AIM OF THE TASK: Find the lines containing the word "структур" and copy every one of them.

Chart and figure data:
_ _ _

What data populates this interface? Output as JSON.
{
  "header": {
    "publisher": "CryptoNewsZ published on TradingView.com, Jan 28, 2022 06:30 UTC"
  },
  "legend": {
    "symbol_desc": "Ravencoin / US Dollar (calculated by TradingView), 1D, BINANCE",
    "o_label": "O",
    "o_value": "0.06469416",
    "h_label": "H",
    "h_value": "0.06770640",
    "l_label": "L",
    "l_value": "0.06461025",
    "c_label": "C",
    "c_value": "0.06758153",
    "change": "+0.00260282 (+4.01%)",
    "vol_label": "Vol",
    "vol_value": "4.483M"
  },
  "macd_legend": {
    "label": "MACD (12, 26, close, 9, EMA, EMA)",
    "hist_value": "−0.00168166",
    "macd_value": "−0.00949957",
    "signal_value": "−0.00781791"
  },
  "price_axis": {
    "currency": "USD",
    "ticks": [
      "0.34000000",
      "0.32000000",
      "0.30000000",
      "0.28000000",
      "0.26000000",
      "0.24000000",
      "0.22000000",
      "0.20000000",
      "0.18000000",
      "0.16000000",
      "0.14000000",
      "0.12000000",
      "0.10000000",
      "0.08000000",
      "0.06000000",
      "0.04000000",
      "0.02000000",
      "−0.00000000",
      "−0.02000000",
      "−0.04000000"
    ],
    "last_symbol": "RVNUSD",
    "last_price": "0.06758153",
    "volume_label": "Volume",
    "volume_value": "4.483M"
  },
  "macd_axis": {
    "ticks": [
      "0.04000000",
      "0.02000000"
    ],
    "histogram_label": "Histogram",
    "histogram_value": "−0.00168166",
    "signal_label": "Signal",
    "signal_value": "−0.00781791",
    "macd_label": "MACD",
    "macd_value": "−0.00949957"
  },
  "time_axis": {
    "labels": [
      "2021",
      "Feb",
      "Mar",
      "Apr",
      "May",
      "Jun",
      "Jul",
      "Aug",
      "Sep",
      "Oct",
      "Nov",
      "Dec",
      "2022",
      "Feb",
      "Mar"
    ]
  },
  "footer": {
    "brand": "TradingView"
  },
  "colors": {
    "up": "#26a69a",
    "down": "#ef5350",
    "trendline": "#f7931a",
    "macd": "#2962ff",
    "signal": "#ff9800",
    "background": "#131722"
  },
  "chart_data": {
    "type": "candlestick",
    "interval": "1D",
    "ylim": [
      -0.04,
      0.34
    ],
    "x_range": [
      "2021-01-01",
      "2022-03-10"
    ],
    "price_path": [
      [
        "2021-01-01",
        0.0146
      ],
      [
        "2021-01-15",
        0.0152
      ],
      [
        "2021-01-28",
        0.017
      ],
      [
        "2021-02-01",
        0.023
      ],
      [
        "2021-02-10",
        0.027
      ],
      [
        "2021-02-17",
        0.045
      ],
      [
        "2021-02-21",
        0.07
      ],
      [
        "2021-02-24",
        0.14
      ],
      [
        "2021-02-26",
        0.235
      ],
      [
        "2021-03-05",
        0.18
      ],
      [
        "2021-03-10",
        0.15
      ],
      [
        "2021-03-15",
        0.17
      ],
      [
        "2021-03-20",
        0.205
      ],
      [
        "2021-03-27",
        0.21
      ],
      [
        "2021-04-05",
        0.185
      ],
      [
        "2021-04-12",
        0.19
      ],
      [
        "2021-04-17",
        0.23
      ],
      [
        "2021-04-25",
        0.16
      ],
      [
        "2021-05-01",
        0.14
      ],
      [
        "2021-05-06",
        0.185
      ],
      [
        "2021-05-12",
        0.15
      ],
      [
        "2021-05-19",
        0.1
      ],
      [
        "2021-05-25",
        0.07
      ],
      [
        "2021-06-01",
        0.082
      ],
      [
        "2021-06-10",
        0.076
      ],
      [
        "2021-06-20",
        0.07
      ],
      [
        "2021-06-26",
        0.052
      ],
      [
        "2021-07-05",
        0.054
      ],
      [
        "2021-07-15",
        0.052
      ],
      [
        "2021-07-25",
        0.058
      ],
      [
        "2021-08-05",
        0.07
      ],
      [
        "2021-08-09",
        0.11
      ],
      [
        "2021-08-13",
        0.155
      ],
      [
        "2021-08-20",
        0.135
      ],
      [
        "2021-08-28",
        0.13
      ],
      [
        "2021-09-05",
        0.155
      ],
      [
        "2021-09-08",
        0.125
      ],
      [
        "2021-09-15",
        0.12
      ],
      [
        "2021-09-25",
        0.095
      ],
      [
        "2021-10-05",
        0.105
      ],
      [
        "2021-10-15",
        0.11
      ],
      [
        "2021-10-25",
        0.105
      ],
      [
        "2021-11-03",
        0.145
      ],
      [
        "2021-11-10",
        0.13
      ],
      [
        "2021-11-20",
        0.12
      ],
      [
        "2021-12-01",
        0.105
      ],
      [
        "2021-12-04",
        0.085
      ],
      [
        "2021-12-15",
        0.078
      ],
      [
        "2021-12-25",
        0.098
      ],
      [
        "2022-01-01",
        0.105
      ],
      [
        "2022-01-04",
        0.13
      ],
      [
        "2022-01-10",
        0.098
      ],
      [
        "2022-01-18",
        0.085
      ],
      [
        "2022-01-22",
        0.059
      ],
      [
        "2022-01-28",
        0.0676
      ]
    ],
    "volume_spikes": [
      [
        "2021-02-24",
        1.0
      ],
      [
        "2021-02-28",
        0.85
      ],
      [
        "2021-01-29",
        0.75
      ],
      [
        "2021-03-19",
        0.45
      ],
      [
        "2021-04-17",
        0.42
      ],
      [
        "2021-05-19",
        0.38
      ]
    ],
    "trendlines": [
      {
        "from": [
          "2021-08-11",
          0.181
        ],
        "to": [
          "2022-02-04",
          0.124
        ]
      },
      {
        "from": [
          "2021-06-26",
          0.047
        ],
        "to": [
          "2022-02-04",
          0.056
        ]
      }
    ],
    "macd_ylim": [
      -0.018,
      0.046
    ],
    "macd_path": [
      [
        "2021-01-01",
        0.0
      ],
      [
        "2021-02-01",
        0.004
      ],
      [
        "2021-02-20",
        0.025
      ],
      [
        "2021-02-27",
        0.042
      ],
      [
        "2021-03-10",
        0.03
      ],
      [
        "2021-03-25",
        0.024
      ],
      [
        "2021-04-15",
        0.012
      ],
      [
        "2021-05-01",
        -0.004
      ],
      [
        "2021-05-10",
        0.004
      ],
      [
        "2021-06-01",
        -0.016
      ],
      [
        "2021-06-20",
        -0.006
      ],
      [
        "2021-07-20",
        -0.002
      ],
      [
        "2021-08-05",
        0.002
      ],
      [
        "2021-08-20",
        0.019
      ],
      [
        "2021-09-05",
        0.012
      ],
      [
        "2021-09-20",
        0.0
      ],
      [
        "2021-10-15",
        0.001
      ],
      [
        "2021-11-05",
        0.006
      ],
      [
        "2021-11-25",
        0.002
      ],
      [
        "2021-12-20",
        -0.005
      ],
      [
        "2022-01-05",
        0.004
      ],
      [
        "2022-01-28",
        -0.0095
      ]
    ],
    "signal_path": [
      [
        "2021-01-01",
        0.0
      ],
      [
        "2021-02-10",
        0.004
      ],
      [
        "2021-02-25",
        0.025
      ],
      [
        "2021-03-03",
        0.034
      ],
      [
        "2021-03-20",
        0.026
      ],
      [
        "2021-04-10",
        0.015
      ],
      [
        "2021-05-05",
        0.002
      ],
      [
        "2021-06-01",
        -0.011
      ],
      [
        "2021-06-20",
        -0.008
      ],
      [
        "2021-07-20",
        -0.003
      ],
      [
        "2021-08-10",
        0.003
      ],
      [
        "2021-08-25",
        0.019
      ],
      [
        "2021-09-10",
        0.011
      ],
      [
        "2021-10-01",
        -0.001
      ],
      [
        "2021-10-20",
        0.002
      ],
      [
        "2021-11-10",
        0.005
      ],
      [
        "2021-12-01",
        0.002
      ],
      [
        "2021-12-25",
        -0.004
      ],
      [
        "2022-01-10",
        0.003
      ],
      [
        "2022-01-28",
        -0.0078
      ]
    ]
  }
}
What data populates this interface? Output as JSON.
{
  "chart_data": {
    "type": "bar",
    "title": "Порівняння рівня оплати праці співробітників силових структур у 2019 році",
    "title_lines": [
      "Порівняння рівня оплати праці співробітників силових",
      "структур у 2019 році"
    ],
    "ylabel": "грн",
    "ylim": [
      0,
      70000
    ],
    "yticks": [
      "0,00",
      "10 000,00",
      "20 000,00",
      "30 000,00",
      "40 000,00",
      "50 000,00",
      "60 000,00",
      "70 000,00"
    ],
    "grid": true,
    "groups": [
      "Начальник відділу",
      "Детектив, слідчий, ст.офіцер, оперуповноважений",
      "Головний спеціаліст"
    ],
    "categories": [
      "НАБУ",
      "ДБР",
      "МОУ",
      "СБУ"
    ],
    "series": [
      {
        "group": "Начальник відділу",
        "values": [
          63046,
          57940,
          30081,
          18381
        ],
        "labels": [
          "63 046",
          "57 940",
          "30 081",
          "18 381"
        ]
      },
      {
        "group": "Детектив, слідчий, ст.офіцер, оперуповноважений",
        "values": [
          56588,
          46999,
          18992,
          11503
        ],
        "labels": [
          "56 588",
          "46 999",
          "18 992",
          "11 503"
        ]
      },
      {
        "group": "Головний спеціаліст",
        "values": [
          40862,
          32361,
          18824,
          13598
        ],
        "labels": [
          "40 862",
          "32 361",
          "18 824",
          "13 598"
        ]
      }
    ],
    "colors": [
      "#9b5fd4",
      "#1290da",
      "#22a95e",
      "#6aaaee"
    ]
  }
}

_ _ _

ANSWER FOR THIS EXERCISE:
    "title": "Порівняння рівня оплати праці співробітників силових структур у 2019 році",
      "структур у 2019 році"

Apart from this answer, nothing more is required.